Search the data below for the string "Crea". Extract every line that contains it.

== Data excerpts

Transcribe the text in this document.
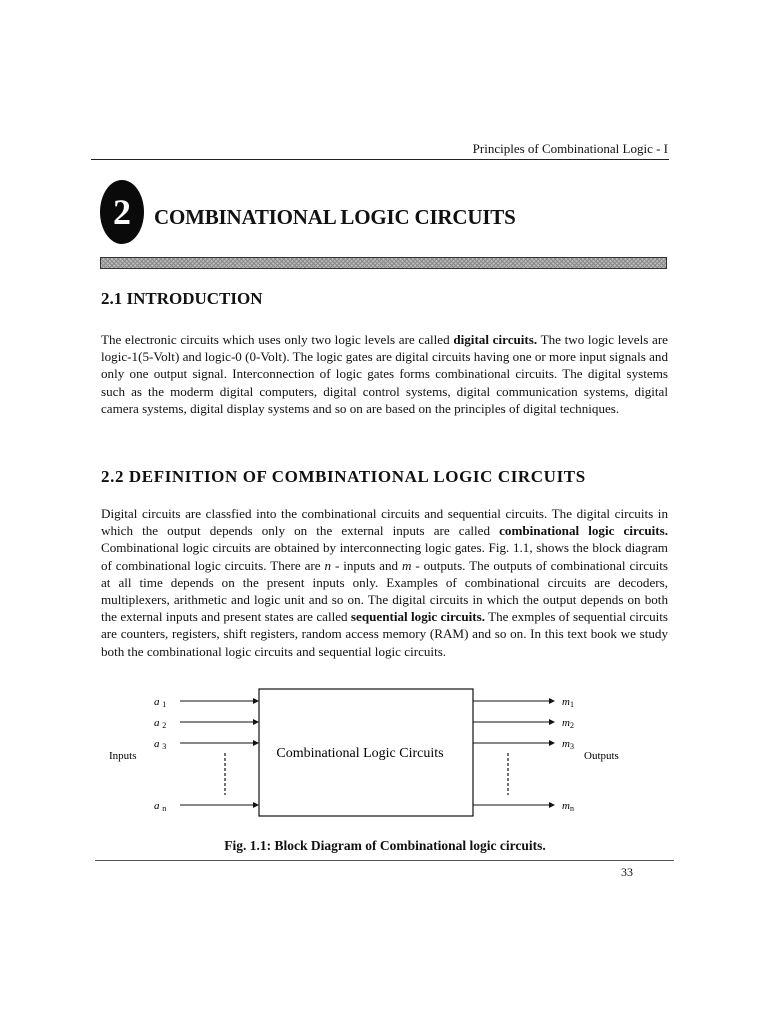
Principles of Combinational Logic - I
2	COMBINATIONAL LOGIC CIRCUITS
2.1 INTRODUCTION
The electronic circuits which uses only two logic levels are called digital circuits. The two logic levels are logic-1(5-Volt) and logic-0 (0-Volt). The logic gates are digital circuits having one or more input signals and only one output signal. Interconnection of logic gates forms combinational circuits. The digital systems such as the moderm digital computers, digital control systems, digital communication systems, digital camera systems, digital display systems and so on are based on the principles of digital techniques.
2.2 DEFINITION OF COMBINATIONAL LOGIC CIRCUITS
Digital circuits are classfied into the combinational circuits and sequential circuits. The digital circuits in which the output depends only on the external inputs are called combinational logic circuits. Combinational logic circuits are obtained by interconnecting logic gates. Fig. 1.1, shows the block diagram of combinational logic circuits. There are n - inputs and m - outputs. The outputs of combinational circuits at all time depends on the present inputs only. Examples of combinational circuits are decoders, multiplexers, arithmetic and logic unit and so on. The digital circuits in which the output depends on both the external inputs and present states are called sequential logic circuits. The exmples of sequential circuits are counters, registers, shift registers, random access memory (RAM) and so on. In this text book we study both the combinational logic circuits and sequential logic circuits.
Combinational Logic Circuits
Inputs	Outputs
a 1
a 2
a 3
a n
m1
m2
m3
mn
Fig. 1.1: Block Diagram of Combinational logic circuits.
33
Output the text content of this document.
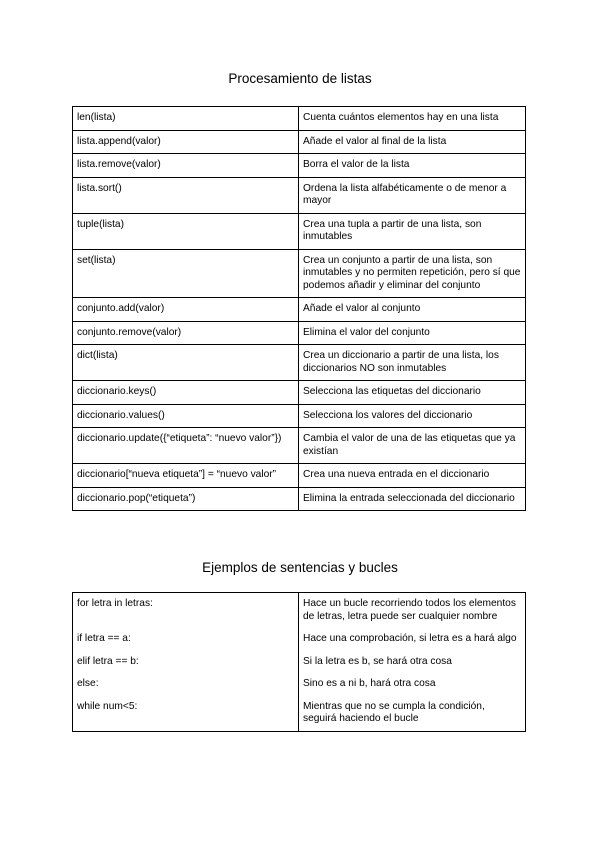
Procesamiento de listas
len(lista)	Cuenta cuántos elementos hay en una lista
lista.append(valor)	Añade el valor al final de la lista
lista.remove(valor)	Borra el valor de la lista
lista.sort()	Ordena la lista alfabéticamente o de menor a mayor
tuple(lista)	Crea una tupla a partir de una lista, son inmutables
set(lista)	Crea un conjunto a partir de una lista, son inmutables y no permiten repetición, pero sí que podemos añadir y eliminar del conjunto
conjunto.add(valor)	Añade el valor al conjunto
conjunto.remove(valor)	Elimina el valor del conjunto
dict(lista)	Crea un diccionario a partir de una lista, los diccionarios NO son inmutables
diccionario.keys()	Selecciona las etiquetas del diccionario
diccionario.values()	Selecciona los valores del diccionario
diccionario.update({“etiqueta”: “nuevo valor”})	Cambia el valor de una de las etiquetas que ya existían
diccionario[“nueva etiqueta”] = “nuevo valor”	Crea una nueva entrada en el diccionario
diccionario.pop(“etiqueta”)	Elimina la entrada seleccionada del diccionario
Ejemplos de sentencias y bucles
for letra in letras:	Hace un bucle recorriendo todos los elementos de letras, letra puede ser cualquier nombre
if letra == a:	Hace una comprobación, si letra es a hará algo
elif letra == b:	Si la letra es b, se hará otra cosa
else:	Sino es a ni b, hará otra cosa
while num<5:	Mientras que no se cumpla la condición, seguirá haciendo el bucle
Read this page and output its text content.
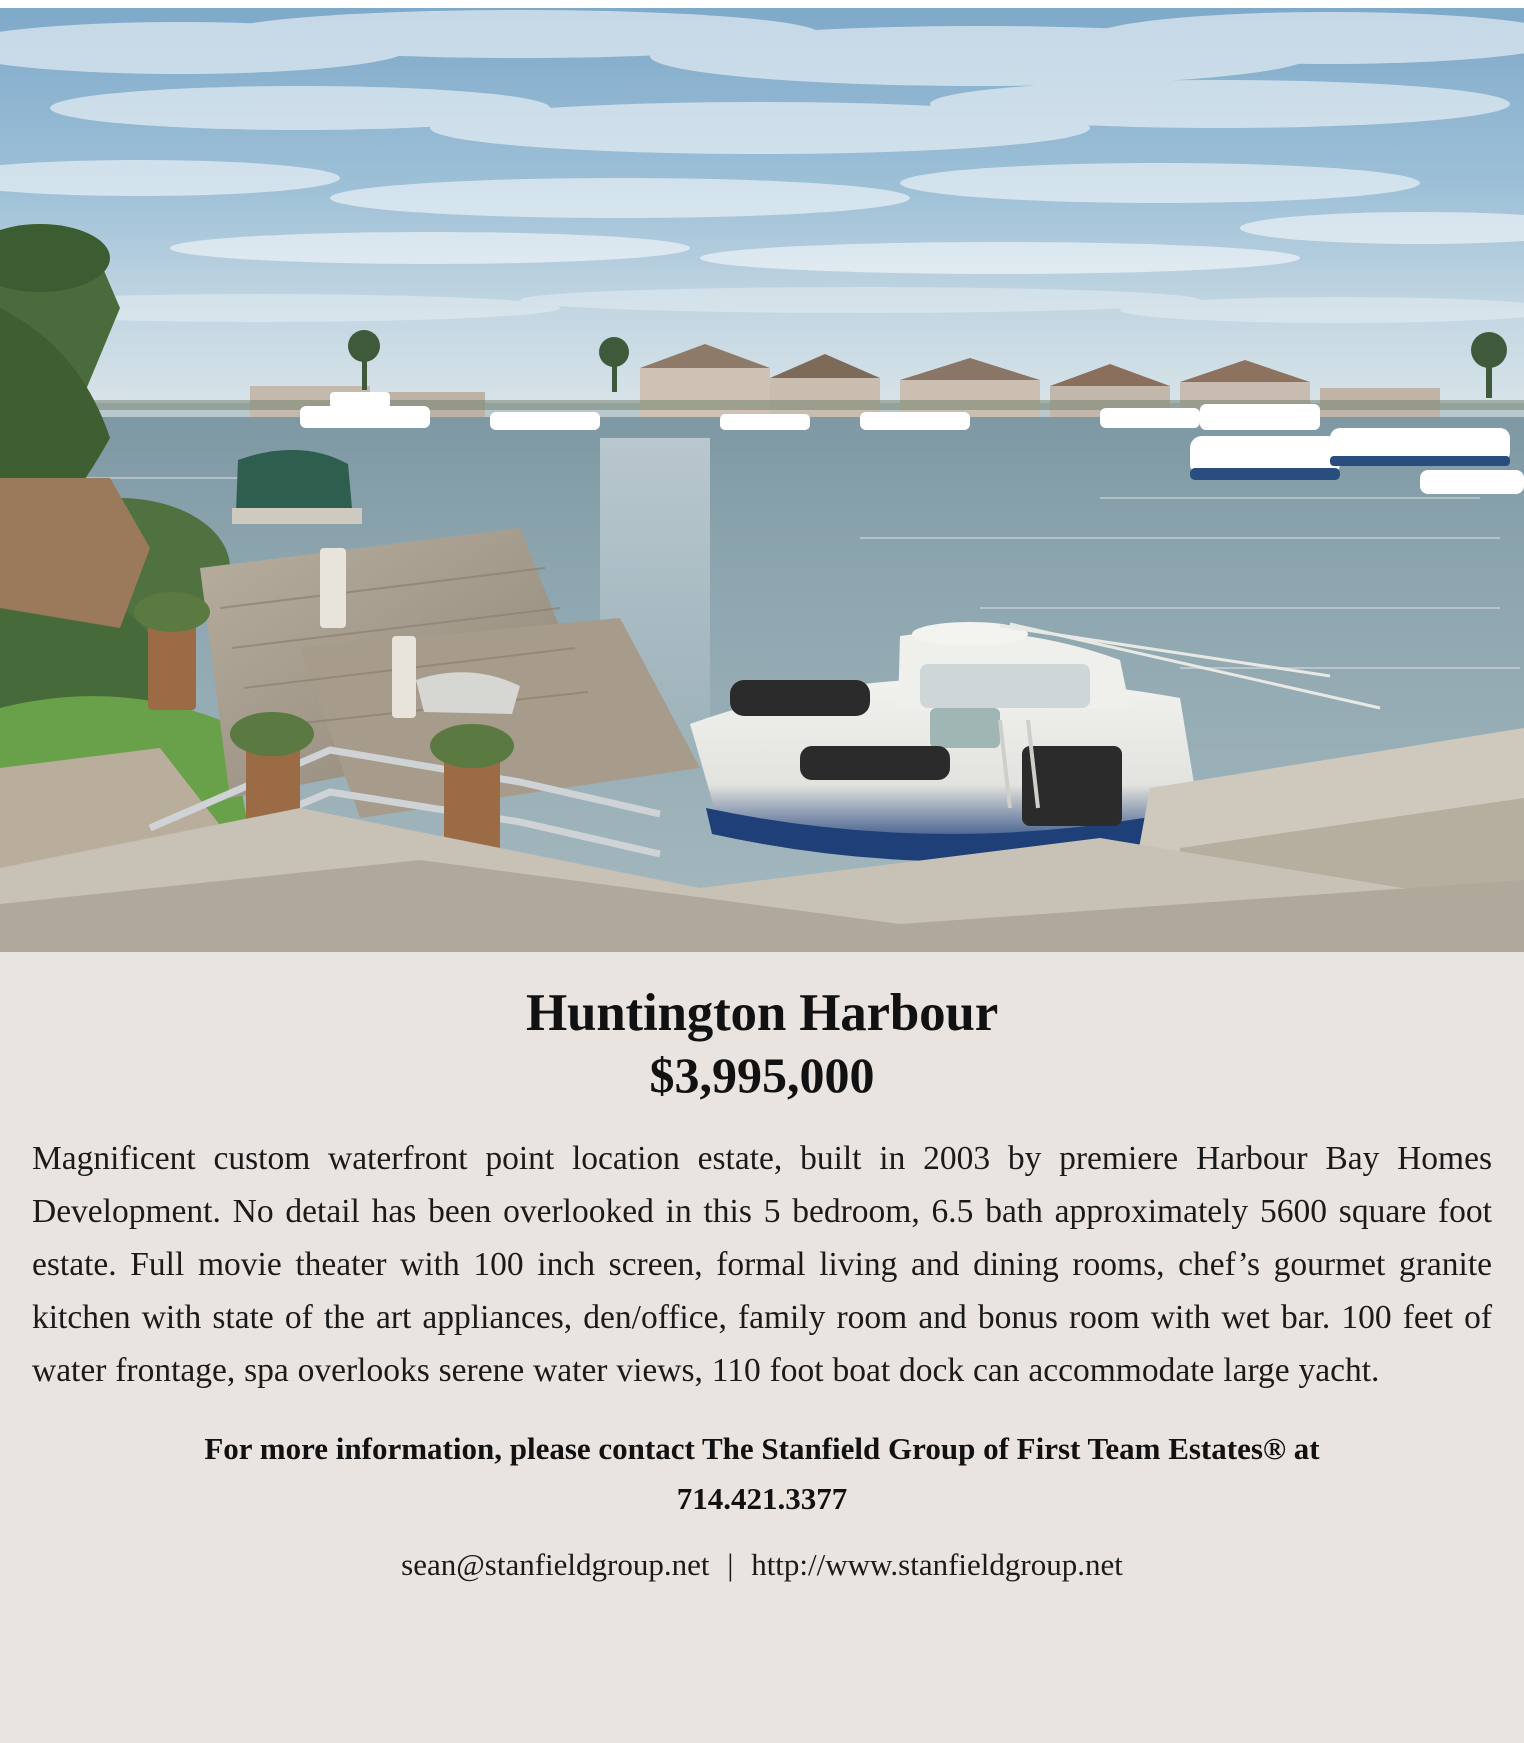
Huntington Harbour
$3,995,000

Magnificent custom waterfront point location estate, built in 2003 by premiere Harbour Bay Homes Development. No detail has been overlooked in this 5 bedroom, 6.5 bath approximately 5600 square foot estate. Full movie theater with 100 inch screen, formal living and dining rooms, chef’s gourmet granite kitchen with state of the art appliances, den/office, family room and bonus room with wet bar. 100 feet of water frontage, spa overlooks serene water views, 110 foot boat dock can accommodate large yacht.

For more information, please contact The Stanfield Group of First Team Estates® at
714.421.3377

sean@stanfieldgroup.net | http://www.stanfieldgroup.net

====

- **Result**:
tuple(lista)	Crea una tupla a partir de una lista, son inmutables
set(lista)	Crea un conjunto a partir de una lista, son inmutables y no permiten repetición, pero sí que podemos añadir y eliminar del conjunto
dict(lista)	Crea un diccionario a partir de una lista, los diccionarios NO son inmutables
diccionario[“nueva etiqueta”] = “nuevo valor”	Crea una nueva entrada en el diccionario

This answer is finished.